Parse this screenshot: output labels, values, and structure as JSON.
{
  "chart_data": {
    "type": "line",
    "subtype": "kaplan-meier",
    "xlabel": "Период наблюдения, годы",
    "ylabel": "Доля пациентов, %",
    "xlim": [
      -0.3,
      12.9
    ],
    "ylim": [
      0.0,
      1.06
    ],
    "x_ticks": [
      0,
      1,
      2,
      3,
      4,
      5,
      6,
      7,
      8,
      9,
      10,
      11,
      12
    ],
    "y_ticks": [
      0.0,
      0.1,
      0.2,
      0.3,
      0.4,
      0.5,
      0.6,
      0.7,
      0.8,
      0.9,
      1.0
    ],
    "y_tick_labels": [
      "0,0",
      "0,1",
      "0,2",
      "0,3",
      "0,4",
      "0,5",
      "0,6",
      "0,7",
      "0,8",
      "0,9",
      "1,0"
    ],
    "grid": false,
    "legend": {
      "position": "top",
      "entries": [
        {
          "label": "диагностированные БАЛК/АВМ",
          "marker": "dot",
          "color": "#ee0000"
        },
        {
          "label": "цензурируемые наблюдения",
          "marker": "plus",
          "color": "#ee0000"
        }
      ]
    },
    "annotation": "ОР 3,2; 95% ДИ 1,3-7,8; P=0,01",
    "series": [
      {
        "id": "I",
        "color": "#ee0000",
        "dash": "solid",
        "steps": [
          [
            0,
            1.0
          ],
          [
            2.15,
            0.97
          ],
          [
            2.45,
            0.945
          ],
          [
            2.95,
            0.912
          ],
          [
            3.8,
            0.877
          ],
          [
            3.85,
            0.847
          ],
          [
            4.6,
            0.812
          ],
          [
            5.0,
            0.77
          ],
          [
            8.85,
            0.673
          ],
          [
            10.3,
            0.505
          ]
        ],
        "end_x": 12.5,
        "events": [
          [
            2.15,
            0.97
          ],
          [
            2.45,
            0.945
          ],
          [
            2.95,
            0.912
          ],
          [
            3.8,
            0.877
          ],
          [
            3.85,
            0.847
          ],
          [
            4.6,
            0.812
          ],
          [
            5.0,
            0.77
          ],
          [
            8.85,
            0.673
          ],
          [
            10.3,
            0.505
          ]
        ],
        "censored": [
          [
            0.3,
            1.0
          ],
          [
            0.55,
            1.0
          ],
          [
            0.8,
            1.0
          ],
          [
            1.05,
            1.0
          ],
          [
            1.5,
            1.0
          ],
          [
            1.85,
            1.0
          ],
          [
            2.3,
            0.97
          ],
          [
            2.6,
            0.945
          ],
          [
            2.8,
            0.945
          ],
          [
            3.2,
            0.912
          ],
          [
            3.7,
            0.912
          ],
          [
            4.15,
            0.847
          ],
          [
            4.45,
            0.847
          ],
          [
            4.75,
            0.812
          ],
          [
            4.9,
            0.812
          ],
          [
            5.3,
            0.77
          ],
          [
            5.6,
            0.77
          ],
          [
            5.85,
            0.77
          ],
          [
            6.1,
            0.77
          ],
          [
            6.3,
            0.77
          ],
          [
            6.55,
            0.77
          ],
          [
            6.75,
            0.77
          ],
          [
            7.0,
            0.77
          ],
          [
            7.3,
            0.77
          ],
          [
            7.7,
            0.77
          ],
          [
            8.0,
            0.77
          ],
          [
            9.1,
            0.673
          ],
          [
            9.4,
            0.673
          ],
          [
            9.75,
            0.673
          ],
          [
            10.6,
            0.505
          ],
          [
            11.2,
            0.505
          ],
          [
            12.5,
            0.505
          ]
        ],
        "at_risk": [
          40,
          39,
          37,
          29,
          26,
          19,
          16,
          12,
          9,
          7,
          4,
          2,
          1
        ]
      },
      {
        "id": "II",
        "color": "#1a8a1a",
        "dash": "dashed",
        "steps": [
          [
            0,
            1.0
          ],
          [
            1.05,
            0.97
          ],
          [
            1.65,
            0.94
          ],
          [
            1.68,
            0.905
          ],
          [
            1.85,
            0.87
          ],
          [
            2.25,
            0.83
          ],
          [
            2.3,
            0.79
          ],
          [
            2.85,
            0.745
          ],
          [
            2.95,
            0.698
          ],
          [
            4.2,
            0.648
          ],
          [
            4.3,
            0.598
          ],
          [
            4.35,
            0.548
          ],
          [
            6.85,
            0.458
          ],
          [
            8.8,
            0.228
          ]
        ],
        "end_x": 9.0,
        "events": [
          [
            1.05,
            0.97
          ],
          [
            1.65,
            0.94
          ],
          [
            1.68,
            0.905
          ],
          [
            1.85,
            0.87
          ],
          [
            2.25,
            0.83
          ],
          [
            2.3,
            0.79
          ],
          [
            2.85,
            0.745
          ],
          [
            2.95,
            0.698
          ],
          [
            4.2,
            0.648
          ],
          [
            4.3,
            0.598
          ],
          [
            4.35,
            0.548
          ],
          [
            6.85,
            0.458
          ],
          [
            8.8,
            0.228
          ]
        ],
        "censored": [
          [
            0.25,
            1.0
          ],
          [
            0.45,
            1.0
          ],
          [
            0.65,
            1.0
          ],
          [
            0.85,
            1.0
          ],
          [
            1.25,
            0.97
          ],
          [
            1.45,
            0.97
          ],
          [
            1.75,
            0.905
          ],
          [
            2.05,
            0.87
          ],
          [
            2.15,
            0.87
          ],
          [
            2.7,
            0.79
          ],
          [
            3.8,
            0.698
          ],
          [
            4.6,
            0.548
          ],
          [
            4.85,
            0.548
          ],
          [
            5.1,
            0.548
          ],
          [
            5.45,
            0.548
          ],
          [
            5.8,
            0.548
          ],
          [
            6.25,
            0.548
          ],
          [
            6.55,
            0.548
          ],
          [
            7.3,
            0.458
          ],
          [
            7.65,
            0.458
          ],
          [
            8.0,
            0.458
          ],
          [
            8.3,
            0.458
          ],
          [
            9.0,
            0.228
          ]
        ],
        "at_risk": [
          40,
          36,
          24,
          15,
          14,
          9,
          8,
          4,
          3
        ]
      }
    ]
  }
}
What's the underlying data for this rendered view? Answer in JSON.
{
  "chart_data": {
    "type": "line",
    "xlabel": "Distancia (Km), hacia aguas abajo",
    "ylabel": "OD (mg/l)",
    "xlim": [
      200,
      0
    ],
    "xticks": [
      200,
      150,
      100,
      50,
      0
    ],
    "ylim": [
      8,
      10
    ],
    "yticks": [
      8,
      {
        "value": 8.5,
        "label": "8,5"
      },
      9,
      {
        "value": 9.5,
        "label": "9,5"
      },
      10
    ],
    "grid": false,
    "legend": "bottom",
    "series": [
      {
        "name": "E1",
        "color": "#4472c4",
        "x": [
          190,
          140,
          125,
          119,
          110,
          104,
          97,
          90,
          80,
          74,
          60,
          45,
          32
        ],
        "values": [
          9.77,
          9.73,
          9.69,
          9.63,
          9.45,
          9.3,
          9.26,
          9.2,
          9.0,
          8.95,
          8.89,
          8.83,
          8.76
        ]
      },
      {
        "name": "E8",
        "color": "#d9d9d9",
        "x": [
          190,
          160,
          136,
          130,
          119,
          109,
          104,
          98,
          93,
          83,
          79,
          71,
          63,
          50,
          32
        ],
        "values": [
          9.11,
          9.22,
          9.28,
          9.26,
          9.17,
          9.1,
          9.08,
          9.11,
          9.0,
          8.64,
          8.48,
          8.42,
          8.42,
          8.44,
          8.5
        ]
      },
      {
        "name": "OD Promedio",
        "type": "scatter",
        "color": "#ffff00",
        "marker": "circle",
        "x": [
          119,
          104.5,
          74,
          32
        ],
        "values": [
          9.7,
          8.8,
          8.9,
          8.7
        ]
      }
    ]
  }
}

-------------------------

* EXERCISE REQUIREMENTS: Extract the closing run of lines, starting with the one containing "What's the underlying" and ending at the last, exactly as written.

* EXERCISE ANSWER:
What's the underlying data for this rendered view? Answer in JSON.
{
  "chart_data": {
    "type": "line",
    "xlabel": "Distancia (Km), hacia aguas abajo",
    "ylabel": "OD (mg/l)",
    "xlim": [
      200,
      0
    ],
    "xticks": [
      200,
      150,
      100,
      50,
      0
    ],
    "ylim": [
      8,
      10
    ],
    "yticks": [
      8,
      {
        "value": 8.5,
        "label": "8,5"
      },
      9,
      {
        "value": 9.5,
        "label": "9,5"
      },
      10
    ],
    "grid": false,
    "legend": "bottom",
    "series": [
      {
        "name": "E1",
        "color": "#4472c4",
        "x": [
          190,
          140,
          125,
          119,
          110,
          104,
          97,
          90,
          80,
          74,
          60,
          45,
          32
        ],
        "values": [
          9.77,
          9.73,
          9.69,
          9.63,
          9.45,
          9.3,
          9.26,
          9.2,
          9.0,
          8.95,
          8.89,
          8.83,
          8.76
        ]
      },
      {
        "name": "E8",
        "color": "#d9d9d9",
        "x": [
          190,
          160,
          136,
          130,
          119,
          109,
          104,
          98,
          93,
          83,
          79,
          71,
          63,
          50,
          32
        ],
        "values": [
          9.11,
          9.22,
          9.28,
          9.26,
          9.17,
          9.1,
          9.08,
          9.11,
          9.0,
          8.64,
          8.48,
          8.42,
          8.42,
          8.44,
          8.5
        ]
      },
      {
        "name": "OD Promedio",
        "type": "scatter",
        "color": "#ffff00",
        "marker": "circle",
        "x": [
          119,
          104.5,
          74,
          32
        ],
        "values": [
          9.7,
          8.8,
          8.9,
          8.7
        ]
      }
    ]
  }
}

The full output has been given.